§ **Exercise objective**
Repeat the records below exactly.

§ **Material shown**
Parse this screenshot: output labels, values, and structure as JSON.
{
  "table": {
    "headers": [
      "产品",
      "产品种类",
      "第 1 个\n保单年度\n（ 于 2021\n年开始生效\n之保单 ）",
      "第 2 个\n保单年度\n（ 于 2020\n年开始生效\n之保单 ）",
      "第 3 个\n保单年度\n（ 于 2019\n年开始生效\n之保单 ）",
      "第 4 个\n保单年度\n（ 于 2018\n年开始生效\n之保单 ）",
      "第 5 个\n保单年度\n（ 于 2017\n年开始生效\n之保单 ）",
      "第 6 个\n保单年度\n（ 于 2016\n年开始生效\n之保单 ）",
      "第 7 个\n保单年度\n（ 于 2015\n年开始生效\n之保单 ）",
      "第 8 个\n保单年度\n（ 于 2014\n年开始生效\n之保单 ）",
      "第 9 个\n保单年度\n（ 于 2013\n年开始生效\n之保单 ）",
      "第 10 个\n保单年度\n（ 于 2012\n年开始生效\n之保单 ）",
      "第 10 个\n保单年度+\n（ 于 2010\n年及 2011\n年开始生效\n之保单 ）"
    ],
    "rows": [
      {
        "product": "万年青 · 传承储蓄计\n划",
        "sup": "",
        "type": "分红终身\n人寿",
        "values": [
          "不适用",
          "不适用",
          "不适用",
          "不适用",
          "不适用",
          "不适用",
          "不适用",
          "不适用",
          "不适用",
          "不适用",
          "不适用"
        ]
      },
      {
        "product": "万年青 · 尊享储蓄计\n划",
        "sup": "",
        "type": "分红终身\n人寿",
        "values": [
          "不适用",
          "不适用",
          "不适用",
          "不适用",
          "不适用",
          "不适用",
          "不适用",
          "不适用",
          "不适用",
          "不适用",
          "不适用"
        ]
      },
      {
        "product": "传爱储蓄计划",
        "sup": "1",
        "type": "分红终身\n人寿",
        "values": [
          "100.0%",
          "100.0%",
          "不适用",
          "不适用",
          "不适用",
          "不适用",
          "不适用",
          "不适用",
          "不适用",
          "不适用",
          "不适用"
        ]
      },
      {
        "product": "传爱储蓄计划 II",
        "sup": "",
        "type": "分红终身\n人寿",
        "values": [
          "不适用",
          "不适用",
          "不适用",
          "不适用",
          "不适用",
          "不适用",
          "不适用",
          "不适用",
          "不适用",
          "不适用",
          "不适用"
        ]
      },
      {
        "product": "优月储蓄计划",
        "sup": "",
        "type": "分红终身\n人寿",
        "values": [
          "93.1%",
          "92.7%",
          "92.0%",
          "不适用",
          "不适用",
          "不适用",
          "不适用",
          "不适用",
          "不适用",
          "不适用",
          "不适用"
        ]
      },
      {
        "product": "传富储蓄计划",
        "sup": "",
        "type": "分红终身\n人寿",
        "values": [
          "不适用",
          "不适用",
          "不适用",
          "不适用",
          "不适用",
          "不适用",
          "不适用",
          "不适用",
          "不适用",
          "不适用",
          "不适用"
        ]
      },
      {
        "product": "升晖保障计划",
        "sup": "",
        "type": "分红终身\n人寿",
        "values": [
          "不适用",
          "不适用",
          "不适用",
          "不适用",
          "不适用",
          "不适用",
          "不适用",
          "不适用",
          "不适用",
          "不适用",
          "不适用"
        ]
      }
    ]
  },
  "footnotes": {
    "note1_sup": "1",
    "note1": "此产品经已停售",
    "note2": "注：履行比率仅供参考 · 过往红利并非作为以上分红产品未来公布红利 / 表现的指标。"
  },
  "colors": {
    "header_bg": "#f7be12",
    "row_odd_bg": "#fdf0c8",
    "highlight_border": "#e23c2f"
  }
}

§ **Written answer**
Parse this screenshot: output labels, values, and structure as JSON.
{
  "table": {
    "headers": [
      "产品",
      "产品种类",
      "第 1 个\n保单年度\n（ 于 2021\n年开始生效\n之保单 ）",
      "第 2 个\n保单年度\n（ 于 2020\n年开始生效\n之保单 ）",
      "第 3 个\n保单年度\n（ 于 2019\n年开始生效\n之保单 ）",
      "第 4 个\n保单年度\n（ 于 2018\n年开始生效\n之保单 ）",
      "第 5 个\n保单年度\n（ 于 2017\n年开始生效\n之保单 ）",
      "第 6 个\n保单年度\n（ 于 2016\n年开始生效\n之保单 ）",
      "第 7 个\n保单年度\n（ 于 2015\n年开始生效\n之保单 ）",
      "第 8 个\n保单年度\n（ 于 2014\n年开始生效\n之保单 ）",
      "第 9 个\n保单年度\n（ 于 2013\n年开始生效\n之保单 ）",
      "第 10 个\n保单年度\n（ 于 2012\n年开始生效\n之保单 ）",
      "第 10 个\n保单年度+\n（ 于 2010\n年及 2011\n年开始生效\n之保单 ）"
    ],
    "rows": [
      {
        "product": "万年青 · 传承储蓄计\n划",
        "sup": "",
        "type": "分红终身\n人寿",
        "values": [
          "不适用",
          "不适用",
          "不适用",
          "不适用",
          "不适用",
          "不适用",
          "不适用",
          "不适用",
          "不适用",
          "不适用",
          "不适用"
        ]
      },
      {
        "product": "万年青 · 尊享储蓄计\n划",
        "sup": "",
        "type": "分红终身\n人寿",
        "values": [
          "不适用",
          "不适用",
          "不适用",
          "不适用",
          "不适用",
          "不适用",
          "不适用",
          "不适用",
          "不适用",
          "不适用",
          "不适用"
        ]
      },
      {
        "product": "传爱储蓄计划",
        "sup": "1",
        "type": "分红终身\n人寿",
        "values": [
          "100.0%",
          "100.0%",
          "不适用",
          "不适用",
          "不适用",
          "不适用",
          "不适用",
          "不适用",
          "不适用",
          "不适用",
          "不适用"
        ]
      },
      {
        "product": "传爱储蓄计划 II",
        "sup": "",
        "type": "分红终身\n人寿",
        "values": [
          "不适用",
          "不适用",
          "不适用",
          "不适用",
          "不适用",
          "不适用",
          "不适用",
          "不适用",
          "不适用",
          "不适用",
          "不适用"
        ]
      },
      {
        "product": "优月储蓄计划",
        "sup": "",
        "type": "分红终身\n人寿",
        "values": [
          "93.1%",
          "92.7%",
          "92.0%",
          "不适用",
          "不适用",
          "不适用",
          "不适用",
          "不适用",
          "不适用",
          "不适用",
          "不适用"
        ]
      },
      {
        "product": "传富储蓄计划",
        "sup": "",
        "type": "分红终身\n人寿",
        "values": [
          "不适用",
          "不适用",
          "不适用",
          "不适用",
          "不适用",
          "不适用",
          "不适用",
          "不适用",
          "不适用",
          "不适用",
          "不适用"
        ]
      },
      {
        "product": "升晖保障计划",
        "sup": "",
        "type": "分红终身\n人寿",
        "values": [
          "不适用",
          "不适用",
          "不适用",
          "不适用",
          "不适用",
          "不适用",
          "不适用",
          "不适用",
          "不适用",
          "不适用",
          "不适用"
        ]
      }
    ]
  },
  "footnotes": {
    "note1_sup": "1",
    "note1": "此产品经已停售",
    "note2": "注：履行比率仅供参考 · 过往红利并非作为以上分红产品未来公布红利 / 表现的指标。"
  },
  "colors": {
    "header_bg": "#f7be12",
    "row_odd_bg": "#fdf0c8",
    "highlight_border": "#e23c2f"
  }
}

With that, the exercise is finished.